Written exercise: In the data below, find each line containing the string "screenshot" and return it.

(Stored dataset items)
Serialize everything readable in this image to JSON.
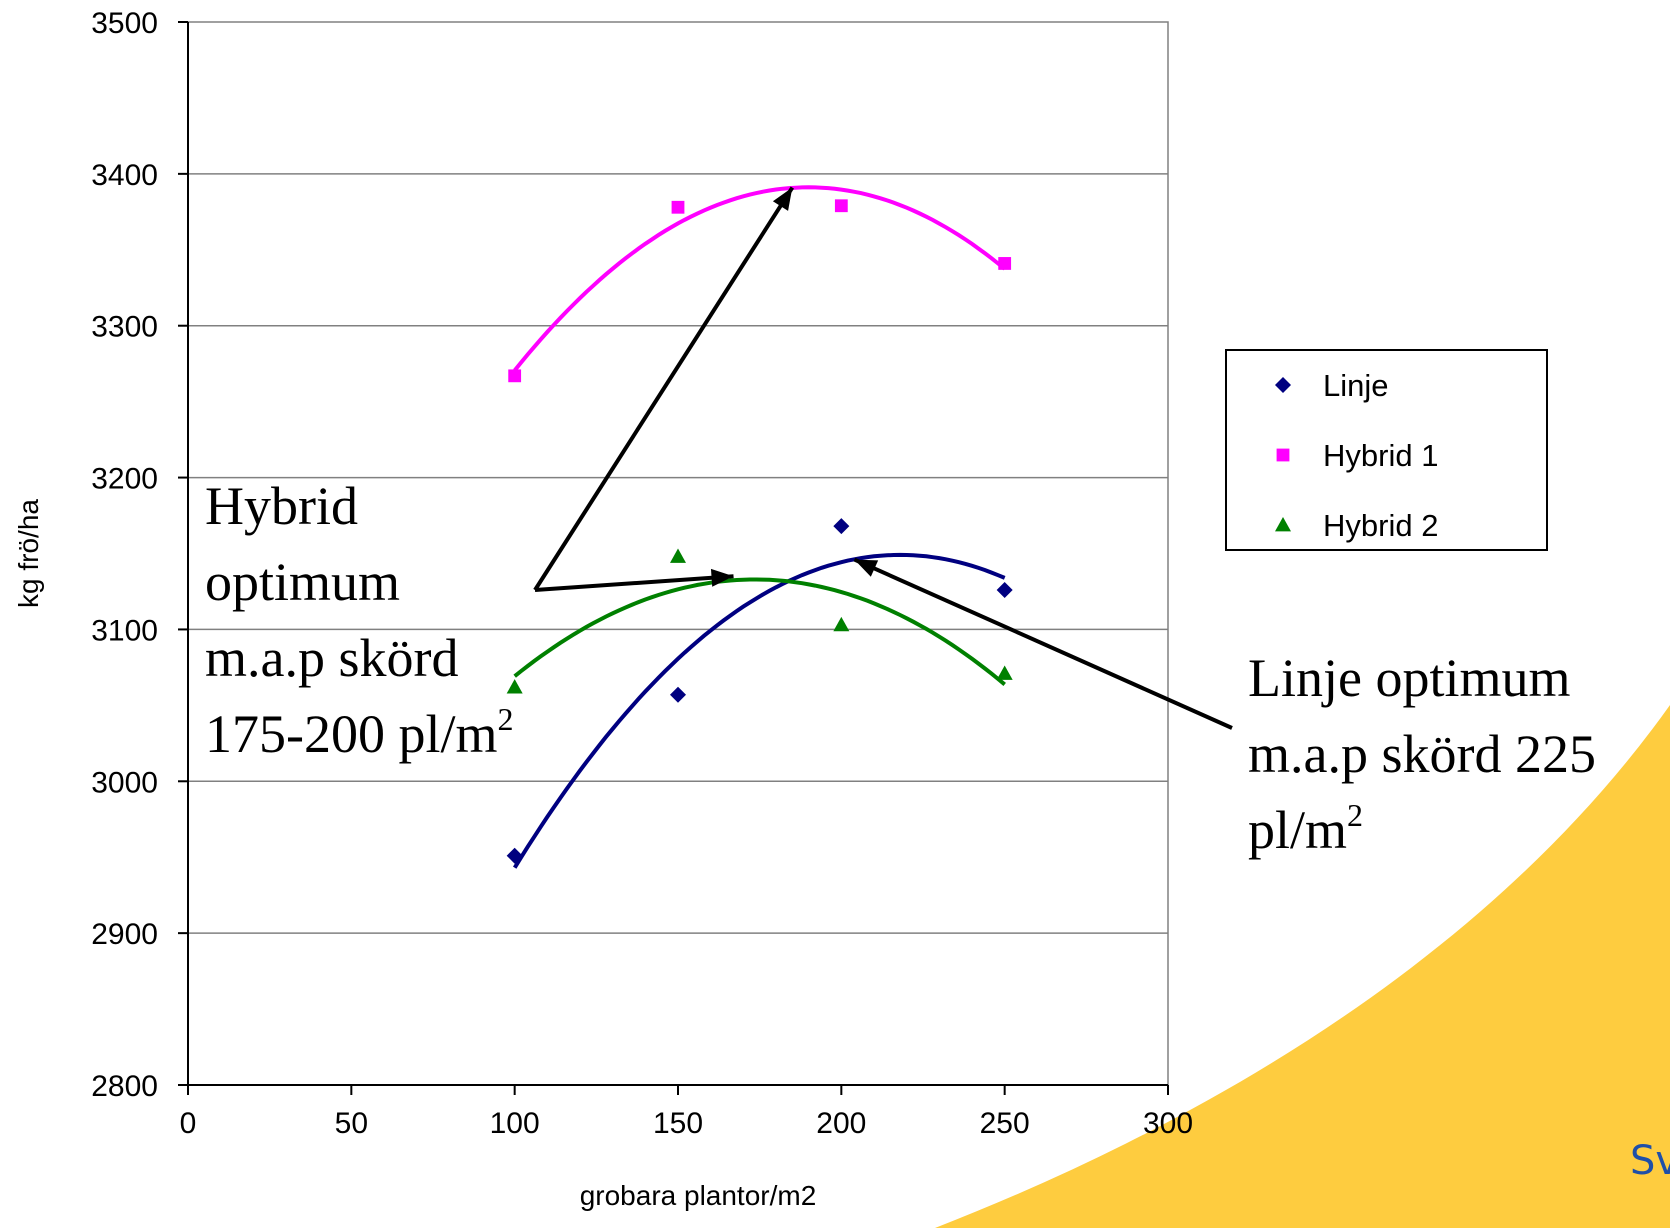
{
  "chart_data": {
    "type": "scatter",
    "xlabel": "grobara plantor/m2",
    "ylabel": "kg frö/ha",
    "xlim": [
      0,
      300
    ],
    "ylim": [
      2800,
      3500
    ],
    "xticks": [
      0,
      50,
      100,
      150,
      200,
      250,
      300
    ],
    "yticks": [
      2800,
      2900,
      3000,
      3100,
      3200,
      3300,
      3400,
      3500
    ],
    "grid": "horizontal",
    "legend_position": "right",
    "trendline": "polynomial-2",
    "series": [
      {
        "name": "Linje",
        "marker": "diamond",
        "color": "#000080",
        "x": [
          100,
          150,
          200,
          250
        ],
        "y": [
          2951,
          3057,
          3168,
          3126
        ]
      },
      {
        "name": "Hybrid 1",
        "marker": "square",
        "color": "#ff00ff",
        "x": [
          100,
          150,
          200,
          250
        ],
        "y": [
          3267,
          3378,
          3379,
          3341
        ]
      },
      {
        "name": "Hybrid 2",
        "marker": "triangle",
        "color": "#008000",
        "x": [
          100,
          150,
          200,
          250
        ],
        "y": [
          3062,
          3148,
          3103,
          3071
        ]
      }
    ],
    "annotations": [
      {
        "lines": [
          "Hybrid",
          "optimum",
          "m.a.p skörd",
          "175-200 pl/m"
        ],
        "superscript": "2"
      },
      {
        "lines": [
          "Linje optimum",
          "m.a.p skörd 225",
          "pl/m"
        ],
        "superscript": "2"
      }
    ]
  },
  "branding": {
    "text": "Sv",
    "color": "#1f4fa8",
    "swoosh_color": "#fecc3f"
  }
}
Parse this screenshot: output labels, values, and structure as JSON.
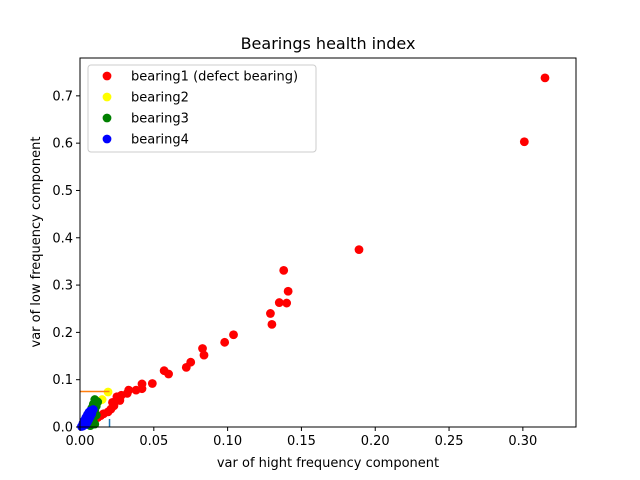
{
  "chart_data": {
    "type": "scatter",
    "title": "Bearings health index",
    "xlabel": "var of hight frequency component",
    "ylabel": "var of low frequency component",
    "xlim": [
      0,
      0.336
    ],
    "ylim": [
      0,
      0.78
    ],
    "xticks": [
      "0.00",
      "0.05",
      "0.10",
      "0.15",
      "0.20",
      "0.25",
      "0.30"
    ],
    "yticks": [
      "0.0",
      "0.1",
      "0.2",
      "0.3",
      "0.4",
      "0.5",
      "0.6",
      "0.7"
    ],
    "legend_position": "top-left",
    "grid": false,
    "series": [
      {
        "name": "bearing1 (defect bearing)",
        "color": "#ff0000",
        "points": [
          [
            0.315,
            0.738
          ],
          [
            0.301,
            0.603
          ],
          [
            0.189,
            0.375
          ],
          [
            0.138,
            0.331
          ],
          [
            0.141,
            0.287
          ],
          [
            0.135,
            0.263
          ],
          [
            0.14,
            0.262
          ],
          [
            0.129,
            0.24
          ],
          [
            0.13,
            0.217
          ],
          [
            0.104,
            0.195
          ],
          [
            0.098,
            0.179
          ],
          [
            0.083,
            0.166
          ],
          [
            0.084,
            0.152
          ],
          [
            0.075,
            0.137
          ],
          [
            0.072,
            0.126
          ],
          [
            0.057,
            0.119
          ],
          [
            0.06,
            0.112
          ],
          [
            0.049,
            0.092
          ],
          [
            0.042,
            0.091
          ],
          [
            0.042,
            0.081
          ],
          [
            0.038,
            0.078
          ],
          [
            0.033,
            0.078
          ],
          [
            0.032,
            0.071
          ],
          [
            0.028,
            0.067
          ],
          [
            0.025,
            0.064
          ],
          [
            0.027,
            0.056
          ],
          [
            0.022,
            0.052
          ],
          [
            0.023,
            0.045
          ],
          [
            0.021,
            0.038
          ],
          [
            0.019,
            0.032
          ],
          [
            0.016,
            0.028
          ],
          [
            0.014,
            0.024
          ],
          [
            0.012,
            0.02
          ],
          [
            0.01,
            0.015
          ]
        ]
      },
      {
        "name": "bearing2",
        "color": "#ffff00",
        "points": [
          [
            0.019,
            0.074
          ],
          [
            0.015,
            0.058
          ],
          [
            0.012,
            0.052
          ],
          [
            0.011,
            0.045
          ],
          [
            0.009,
            0.04
          ],
          [
            0.008,
            0.035
          ],
          [
            0.007,
            0.028
          ],
          [
            0.006,
            0.022
          ],
          [
            0.005,
            0.016
          ],
          [
            0.004,
            0.01
          ]
        ]
      },
      {
        "name": "bearing3",
        "color": "#008000",
        "points": [
          [
            0.01,
            0.058
          ],
          [
            0.011,
            0.055
          ],
          [
            0.012,
            0.053
          ],
          [
            0.009,
            0.048
          ],
          [
            0.011,
            0.044
          ],
          [
            0.008,
            0.04
          ],
          [
            0.01,
            0.036
          ],
          [
            0.009,
            0.03
          ],
          [
            0.011,
            0.025
          ],
          [
            0.008,
            0.02
          ],
          [
            0.009,
            0.012
          ],
          [
            0.01,
            0.006
          ],
          [
            0.007,
            0.003
          ]
        ]
      },
      {
        "name": "bearing4",
        "color": "#0000ff",
        "points": [
          [
            0.009,
            0.037
          ],
          [
            0.007,
            0.034
          ],
          [
            0.006,
            0.031
          ],
          [
            0.008,
            0.028
          ],
          [
            0.005,
            0.026
          ],
          [
            0.007,
            0.022
          ],
          [
            0.004,
            0.02
          ],
          [
            0.006,
            0.016
          ],
          [
            0.003,
            0.014
          ],
          [
            0.005,
            0.01
          ],
          [
            0.002,
            0.008
          ],
          [
            0.004,
            0.005
          ],
          [
            0.002,
            0.002
          ],
          [
            0.001,
            0.001
          ]
        ]
      }
    ],
    "threshold_lines": [
      {
        "orientation": "horizontal",
        "color": "#ff7f0e",
        "value": 0.075,
        "from": 0,
        "to": 0.02
      },
      {
        "orientation": "vertical",
        "color": "#1f77b4",
        "value": 0.02,
        "from": 0,
        "to": 0.017
      }
    ]
  }
}
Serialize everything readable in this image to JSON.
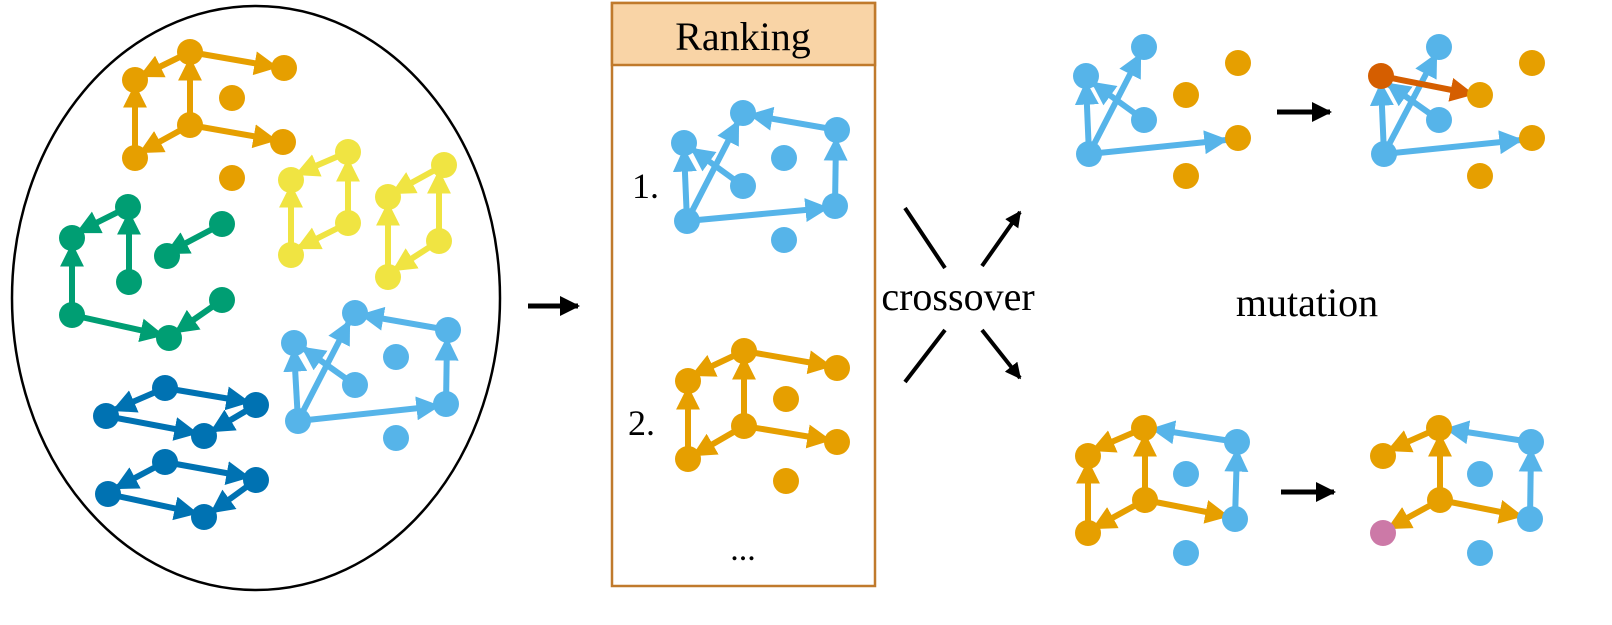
{
  "colors": {
    "orange": "#E69F00",
    "yellow": "#F0E442",
    "green": "#009E73",
    "darkblue": "#0072B2",
    "lightblue": "#56B4E9",
    "vermillion": "#D55E00",
    "pink": "#CC79A7",
    "ranking_header_fill": "#F9D4A6",
    "ranking_border": "#C07A2C"
  },
  "ranking": {
    "title": "Ranking",
    "item1": "1.",
    "item2": "2.",
    "more": "..."
  },
  "labels": {
    "crossover": "crossover",
    "mutation": "mutation"
  }
}
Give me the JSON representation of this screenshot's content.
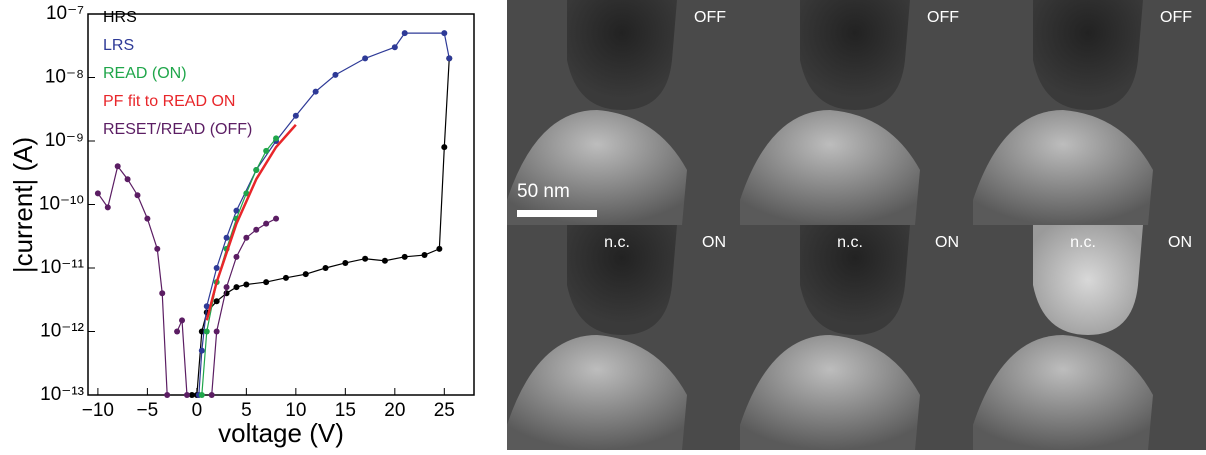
{
  "chart_data": {
    "type": "line",
    "log_y": true,
    "x_label": "voltage (V)",
    "y_label": "|current| (A)",
    "xlim": [
      -11,
      28
    ],
    "xticks": [
      {
        "value": -10,
        "label": "−10"
      },
      {
        "value": -5,
        "label": "−5"
      },
      0,
      5,
      10,
      15,
      20,
      25
    ],
    "ylim": [
      1e-13,
      1e-07
    ],
    "yticks": [
      {
        "value": 1e-13,
        "label": "10⁻¹³"
      },
      {
        "value": 1e-12,
        "label": "10⁻¹²"
      },
      {
        "value": 1e-11,
        "label": "10⁻¹¹"
      },
      {
        "value": 1e-10,
        "label": "10⁻¹⁰"
      },
      {
        "value": 1e-09,
        "label": "10⁻⁹"
      },
      {
        "value": 1e-08,
        "label": "10⁻⁸"
      },
      {
        "value": 1e-07,
        "label": "10⁻⁷"
      }
    ],
    "legend": "upper left",
    "series": [
      {
        "name": "HRS",
        "color": "#000000",
        "markers": true,
        "x": [
          -0.5,
          0,
          0.5,
          1,
          2,
          3,
          4,
          5,
          7,
          9,
          11,
          13,
          15,
          17,
          19,
          21,
          23,
          24.5,
          25,
          25.5
        ],
        "values": [
          1e-13,
          1e-13,
          1e-12,
          2e-12,
          3e-12,
          4e-12,
          5e-12,
          5.5e-12,
          6e-12,
          7e-12,
          8e-12,
          1e-11,
          1.2e-11,
          1.4e-11,
          1.3e-11,
          1.5e-11,
          1.6e-11,
          2e-11,
          8e-10,
          2e-08
        ]
      },
      {
        "name": "LRS",
        "color": "#2e3a97",
        "markers": true,
        "x": [
          25.5,
          25,
          21,
          20,
          17,
          14,
          12,
          10,
          8,
          6,
          4,
          3,
          2,
          1,
          0.5,
          0.2
        ],
        "values": [
          2e-08,
          5e-08,
          5e-08,
          3e-08,
          2e-08,
          1.1e-08,
          6e-09,
          2.5e-09,
          1e-09,
          3.5e-10,
          8e-11,
          3e-11,
          1e-11,
          2.5e-12,
          5e-13,
          1e-13
        ]
      },
      {
        "name": "READ (ON)",
        "color": "#1fa64a",
        "markers": true,
        "x": [
          0.5,
          1,
          2,
          3,
          4,
          5,
          6,
          7,
          8
        ],
        "values": [
          1e-13,
          1e-12,
          6e-12,
          2e-11,
          6e-11,
          1.5e-10,
          3.5e-10,
          7e-10,
          1.1e-09
        ]
      },
      {
        "name": "PF fit to READ ON",
        "color": "#e8262a",
        "markers": false,
        "x": [
          1,
          2,
          4,
          6,
          8,
          10
        ],
        "values": [
          1.5e-12,
          6e-12,
          5e-11,
          2.5e-10,
          8e-10,
          1.8e-09
        ]
      },
      {
        "name": "RESET/READ (OFF)",
        "color": "#5b1d63",
        "markers": true,
        "x": [
          -10,
          -9,
          -8,
          -7,
          -6,
          -5,
          -4,
          -3.5,
          -3,
          -2.5,
          -2,
          -1.5,
          -1,
          -0.5,
          1.5,
          2,
          3,
          4,
          5,
          6,
          7,
          8
        ],
        "values": [
          1.5e-10,
          9e-11,
          4e-10,
          2.5e-10,
          1.4e-10,
          6e-11,
          2e-11,
          4e-12,
          1e-13,
          null,
          1e-12,
          1.5e-12,
          1e-13,
          null,
          1e-13,
          1e-12,
          5e-12,
          1.5e-11,
          3e-11,
          4e-11,
          5e-11,
          6e-11
        ]
      }
    ]
  },
  "images": {
    "scale_bar": "50 nm",
    "panels": [
      {
        "label": "OFF"
      },
      {
        "label": "OFF"
      },
      {
        "label": "OFF"
      },
      {
        "note": "n.c.",
        "label": "ON"
      },
      {
        "note": "n.c.",
        "label": "ON"
      },
      {
        "note": "n.c.",
        "label": "ON"
      }
    ]
  }
}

Written solution:
Parse this screenshot: output labels, values, and structure as JSON.
Give me the JSON representation of this screenshot's content.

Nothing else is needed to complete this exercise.